Supplied information →
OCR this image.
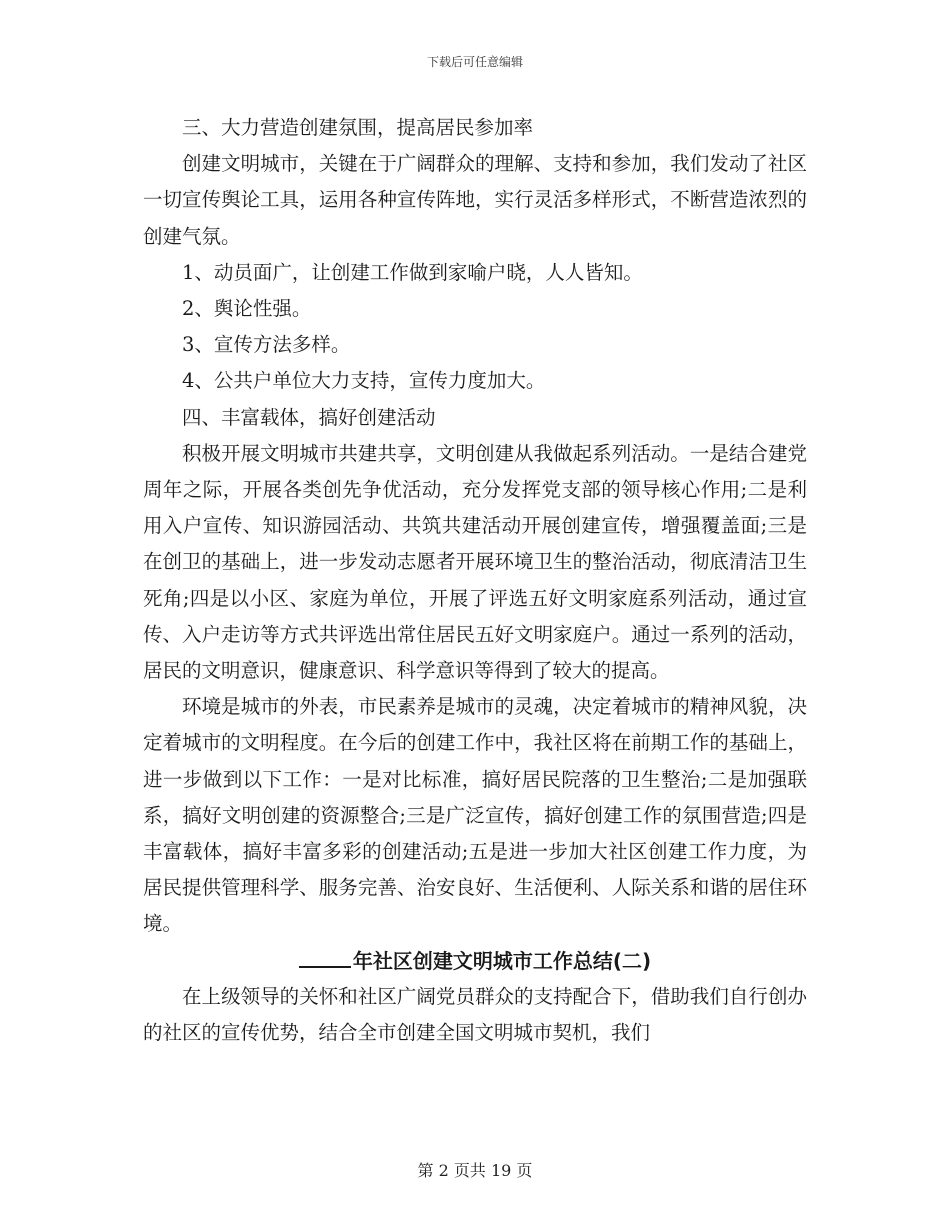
下载后可任意编辑

三、大力营造创建氛围，提高居民参加率

创建文明城市，关键在于广阔群众的理解、支持和参加，我们发动了社区一切宣传舆论工具，运用各种宣传阵地，实行灵活多样形式，不断营造浓烈的创建气氛。

1、动员面广，让创建工作做到家喻户晓，人人皆知。

2、舆论性强。

3、宣传方法多样。

4、公共户单位大力支持，宣传力度加大。

四、丰富载体，搞好创建活动

积极开展文明城市共建共享，文明创建从我做起系列活动。一是结合建党周年之际，开展各类创先争优活动，充分发挥党支部的领导核心作用;二是利用入户宣传、知识游园活动、共筑共建活动开展创建宣传，增强覆盖面;三是在创卫的基础上，进一步发动志愿者开展环境卫生的整治活动，彻底清洁卫生死角;四是以小区、家庭为单位，开展了评选五好文明家庭系列活动，通过宣传、入户走访等方式共评选出常住居民五好文明家庭户。通过一系列的活动，居民的文明意识，健康意识、科学意识等得到了较大的提高。

环境是城市的外表，市民素养是城市的灵魂，决定着城市的精神风貌，决定着城市的文明程度。在今后的创建工作中，我社区将在前期工作的基础上，进一步做到以下工作：一是对比标准，搞好居民院落的卫生整治;二是加强联系，搞好文明创建的资源整合;三是广泛宣传，搞好创建工作的氛围营造;四是丰富载体，搞好丰富多彩的创建活动;五是进一步加大社区创建工作力度，为居民提供管理科学、服务完善、治安良好、生活便利、人际关系和谐的居住环境。

年社区创建文明城市工作总结(二)

在上级领导的关怀和社区广阔党员群众的支持配合下，借助我们自行创办的社区的宣传优势，结合全市创建全国文明城市契机，我们

第 2 页共 19 页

Given request → Pictures are excluded; repeat every record exactly.

Result of this exercise →
OCR this image.
下载后可任意编辑

三、大力营造创建氛围，提高居民参加率

创建文明城市，关键在于广阔群众的理解、支持和参加，我们发动了社区一切宣传舆论工具，运用各种宣传阵地，实行灵活多样形式，不断营造浓烈的创建气氛。

1、动员面广，让创建工作做到家喻户晓，人人皆知。

2、舆论性强。

3、宣传方法多样。

4、公共户单位大力支持，宣传力度加大。

四、丰富载体，搞好创建活动

积极开展文明城市共建共享，文明创建从我做起系列活动。一是结合建党周年之际，开展各类创先争优活动，充分发挥党支部的领导核心作用;二是利用入户宣传、知识游园活动、共筑共建活动开展创建宣传，增强覆盖面;三是在创卫的基础上，进一步发动志愿者开展环境卫生的整治活动，彻底清洁卫生死角;四是以小区、家庭为单位，开展了评选五好文明家庭系列活动，通过宣传、入户走访等方式共评选出常住居民五好文明家庭户。通过一系列的活动，居民的文明意识，健康意识、科学意识等得到了较大的提高。

环境是城市的外表，市民素养是城市的灵魂，决定着城市的精神风貌，决定着城市的文明程度。在今后的创建工作中，我社区将在前期工作的基础上，进一步做到以下工作：一是对比标准，搞好居民院落的卫生整治;二是加强联系，搞好文明创建的资源整合;三是广泛宣传，搞好创建工作的氛围营造;四是丰富载体，搞好丰富多彩的创建活动;五是进一步加大社区创建工作力度，为居民提供管理科学、服务完善、治安良好、生活便利、人际关系和谐的居住环境。

年社区创建文明城市工作总结(二)

在上级领导的关怀和社区广阔党员群众的支持配合下，借助我们自行创办的社区的宣传优势，结合全市创建全国文明城市契机，我们

第 2 页共 19 页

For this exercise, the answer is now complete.